Aim of the task -> Write out every entry exactly as it stands.

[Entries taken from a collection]
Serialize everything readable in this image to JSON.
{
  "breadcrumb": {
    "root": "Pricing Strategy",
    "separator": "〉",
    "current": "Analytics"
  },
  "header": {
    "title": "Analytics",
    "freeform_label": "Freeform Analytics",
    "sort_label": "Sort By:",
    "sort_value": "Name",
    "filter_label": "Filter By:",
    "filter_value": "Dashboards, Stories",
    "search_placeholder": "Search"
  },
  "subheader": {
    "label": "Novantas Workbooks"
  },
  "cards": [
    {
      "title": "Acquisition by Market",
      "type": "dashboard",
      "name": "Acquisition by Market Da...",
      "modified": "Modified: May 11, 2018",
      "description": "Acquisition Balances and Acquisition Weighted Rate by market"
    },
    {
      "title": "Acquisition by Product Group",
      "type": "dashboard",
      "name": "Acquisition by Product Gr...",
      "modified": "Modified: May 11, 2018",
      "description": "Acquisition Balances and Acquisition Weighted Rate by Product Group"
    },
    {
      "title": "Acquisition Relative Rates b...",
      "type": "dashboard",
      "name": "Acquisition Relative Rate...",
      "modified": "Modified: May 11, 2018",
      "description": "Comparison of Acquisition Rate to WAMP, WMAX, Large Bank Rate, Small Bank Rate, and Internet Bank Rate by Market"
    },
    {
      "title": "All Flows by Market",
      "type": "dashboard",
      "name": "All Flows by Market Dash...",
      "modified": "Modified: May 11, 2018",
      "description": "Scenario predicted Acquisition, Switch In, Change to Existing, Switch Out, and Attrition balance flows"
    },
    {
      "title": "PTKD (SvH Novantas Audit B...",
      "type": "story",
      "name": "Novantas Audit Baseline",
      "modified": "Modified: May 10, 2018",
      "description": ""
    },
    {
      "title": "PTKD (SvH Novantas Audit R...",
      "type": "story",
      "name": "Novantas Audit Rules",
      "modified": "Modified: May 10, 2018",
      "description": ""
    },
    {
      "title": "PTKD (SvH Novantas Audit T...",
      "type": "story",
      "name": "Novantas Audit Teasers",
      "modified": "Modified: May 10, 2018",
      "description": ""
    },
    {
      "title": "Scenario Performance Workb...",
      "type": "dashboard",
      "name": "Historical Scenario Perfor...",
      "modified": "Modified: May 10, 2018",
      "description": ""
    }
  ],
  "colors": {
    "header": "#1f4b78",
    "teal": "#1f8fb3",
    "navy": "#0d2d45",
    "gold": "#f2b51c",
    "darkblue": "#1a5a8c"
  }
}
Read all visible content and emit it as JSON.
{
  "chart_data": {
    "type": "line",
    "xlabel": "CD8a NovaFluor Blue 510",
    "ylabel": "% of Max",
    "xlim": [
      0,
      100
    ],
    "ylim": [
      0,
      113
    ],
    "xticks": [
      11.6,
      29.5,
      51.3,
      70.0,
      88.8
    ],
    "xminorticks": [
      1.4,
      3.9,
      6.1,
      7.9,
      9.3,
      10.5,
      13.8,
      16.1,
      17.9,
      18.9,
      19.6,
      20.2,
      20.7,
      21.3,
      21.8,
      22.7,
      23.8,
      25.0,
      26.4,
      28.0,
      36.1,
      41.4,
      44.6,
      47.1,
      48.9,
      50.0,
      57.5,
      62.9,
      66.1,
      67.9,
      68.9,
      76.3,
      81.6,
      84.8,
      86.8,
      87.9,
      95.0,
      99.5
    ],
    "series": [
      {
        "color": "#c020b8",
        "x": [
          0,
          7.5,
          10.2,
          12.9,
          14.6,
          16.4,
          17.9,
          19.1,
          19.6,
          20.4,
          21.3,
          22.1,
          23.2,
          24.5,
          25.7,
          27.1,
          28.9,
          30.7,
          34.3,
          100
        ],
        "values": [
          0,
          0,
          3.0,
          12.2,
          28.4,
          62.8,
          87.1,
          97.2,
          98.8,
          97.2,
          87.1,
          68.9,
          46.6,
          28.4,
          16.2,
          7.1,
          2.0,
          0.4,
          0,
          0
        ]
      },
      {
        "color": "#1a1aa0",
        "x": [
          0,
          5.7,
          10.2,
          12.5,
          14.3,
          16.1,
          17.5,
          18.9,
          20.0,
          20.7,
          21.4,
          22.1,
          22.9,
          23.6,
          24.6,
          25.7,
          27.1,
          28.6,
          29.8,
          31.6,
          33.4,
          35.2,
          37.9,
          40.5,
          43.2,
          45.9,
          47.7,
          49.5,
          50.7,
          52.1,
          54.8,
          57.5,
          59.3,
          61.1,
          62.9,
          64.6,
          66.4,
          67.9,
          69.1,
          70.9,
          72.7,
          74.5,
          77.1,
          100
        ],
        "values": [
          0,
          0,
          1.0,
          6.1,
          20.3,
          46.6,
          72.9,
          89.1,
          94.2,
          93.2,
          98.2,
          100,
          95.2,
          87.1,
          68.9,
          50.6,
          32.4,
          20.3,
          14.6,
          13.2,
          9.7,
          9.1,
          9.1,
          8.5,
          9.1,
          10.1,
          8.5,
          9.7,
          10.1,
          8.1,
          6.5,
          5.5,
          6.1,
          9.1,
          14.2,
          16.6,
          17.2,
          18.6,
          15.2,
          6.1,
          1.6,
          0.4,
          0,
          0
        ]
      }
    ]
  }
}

In response ->
Serialize everything readable in this image to JSON.
{
  "breadcrumb": {
    "root": "Pricing Strategy",
    "separator": "〉",
    "current": "Analytics"
  },
  "header": {
    "title": "Analytics",
    "freeform_label": "Freeform Analytics",
    "sort_label": "Sort By:",
    "sort_value": "Name",
    "filter_label": "Filter By:",
    "filter_value": "Dashboards, Stories",
    "search_placeholder": "Search"
  },
  "subheader": {
    "label": "Novantas Workbooks"
  },
  "cards": [
    {
      "title": "Acquisition by Market",
      "type": "dashboard",
      "name": "Acquisition by Market Da...",
      "modified": "Modified: May 11, 2018",
      "description": "Acquisition Balances and Acquisition Weighted Rate by market"
    },
    {
      "title": "Acquisition by Product Group",
      "type": "dashboard",
      "name": "Acquisition by Product Gr...",
      "modified": "Modified: May 11, 2018",
      "description": "Acquisition Balances and Acquisition Weighted Rate by Product Group"
    },
    {
      "title": "Acquisition Relative Rates b...",
      "type": "dashboard",
      "name": "Acquisition Relative Rate...",
      "modified": "Modified: May 11, 2018",
      "description": "Comparison of Acquisition Rate to WAMP, WMAX, Large Bank Rate, Small Bank Rate, and Internet Bank Rate by Market"
    },
    {
      "title": "All Flows by Market",
      "type": "dashboard",
      "name": "All Flows by Market Dash...",
      "modified": "Modified: May 11, 2018",
      "description": "Scenario predicted Acquisition, Switch In, Change to Existing, Switch Out, and Attrition balance flows"
    },
    {
      "title": "PTKD (SvH Novantas Audit B...",
      "type": "story",
      "name": "Novantas Audit Baseline",
      "modified": "Modified: May 10, 2018",
      "description": ""
    },
    {
      "title": "PTKD (SvH Novantas Audit R...",
      "type": "story",
      "name": "Novantas Audit Rules",
      "modified": "Modified: May 10, 2018",
      "description": ""
    },
    {
      "title": "PTKD (SvH Novantas Audit T...",
      "type": "story",
      "name": "Novantas Audit Teasers",
      "modified": "Modified: May 10, 2018",
      "description": ""
    },
    {
      "title": "Scenario Performance Workb...",
      "type": "dashboard",
      "name": "Historical Scenario Perfor...",
      "modified": "Modified: May 10, 2018",
      "description": ""
    }
  ],
  "colors": {
    "header": "#1f4b78",
    "teal": "#1f8fb3",
    "navy": "#0d2d45",
    "gold": "#f2b51c",
    "darkblue": "#1a5a8c"
  }
}
Read all visible content and emit it as JSON.
{
  "chart_data": {
    "type": "line",
    "xlabel": "CD8a NovaFluor Blue 510",
    "ylabel": "% of Max",
    "xlim": [
      0,
      100
    ],
    "ylim": [
      0,
      113
    ],
    "xticks": [
      11.6,
      29.5,
      51.3,
      70.0,
      88.8
    ],
    "xminorticks": [
      1.4,
      3.9,
      6.1,
      7.9,
      9.3,
      10.5,
      13.8,
      16.1,
      17.9,
      18.9,
      19.6,
      20.2,
      20.7,
      21.3,
      21.8,
      22.7,
      23.8,
      25.0,
      26.4,
      28.0,
      36.1,
      41.4,
      44.6,
      47.1,
      48.9,
      50.0,
      57.5,
      62.9,
      66.1,
      67.9,
      68.9,
      76.3,
      81.6,
      84.8,
      86.8,
      87.9,
      95.0,
      99.5
    ],
    "series": [
      {
        "color": "#c020b8",
        "x": [
          0,
          7.5,
          10.2,
          12.9,
          14.6,
          16.4,
          17.9,
          19.1,
          19.6,
          20.4,
          21.3,
          22.1,
          23.2,
          24.5,
          25.7,
          27.1,
          28.9,
          30.7,
          34.3,
          100
        ],
        "values": [
          0,
          0,
          3.0,
          12.2,
          28.4,
          62.8,
          87.1,
          97.2,
          98.8,
          97.2,
          87.1,
          68.9,
          46.6,
          28.4,
          16.2,
          7.1,
          2.0,
          0.4,
          0,
          0
        ]
      },
      {
        "color": "#1a1aa0",
        "x": [
          0,
          5.7,
          10.2,
          12.5,
          14.3,
          16.1,
          17.5,
          18.9,
          20.0,
          20.7,
          21.4,
          22.1,
          22.9,
          23.6,
          24.6,
          25.7,
          27.1,
          28.6,
          29.8,
          31.6,
          33.4,
          35.2,
          37.9,
          40.5,
          43.2,
          45.9,
          47.7,
          49.5,
          50.7,
          52.1,
          54.8,
          57.5,
          59.3,
          61.1,
          62.9,
          64.6,
          66.4,
          67.9,
          69.1,
          70.9,
          72.7,
          74.5,
          77.1,
          100
        ],
        "values": [
          0,
          0,
          1.0,
          6.1,
          20.3,
          46.6,
          72.9,
          89.1,
          94.2,
          93.2,
          98.2,
          100,
          95.2,
          87.1,
          68.9,
          50.6,
          32.4,
          20.3,
          14.6,
          13.2,
          9.7,
          9.1,
          9.1,
          8.5,
          9.1,
          10.1,
          8.5,
          9.7,
          10.1,
          8.1,
          6.5,
          5.5,
          6.1,
          9.1,
          14.2,
          16.6,
          17.2,
          18.6,
          15.2,
          6.1,
          1.6,
          0.4,
          0,
          0
        ]
      }
    ]
  }
}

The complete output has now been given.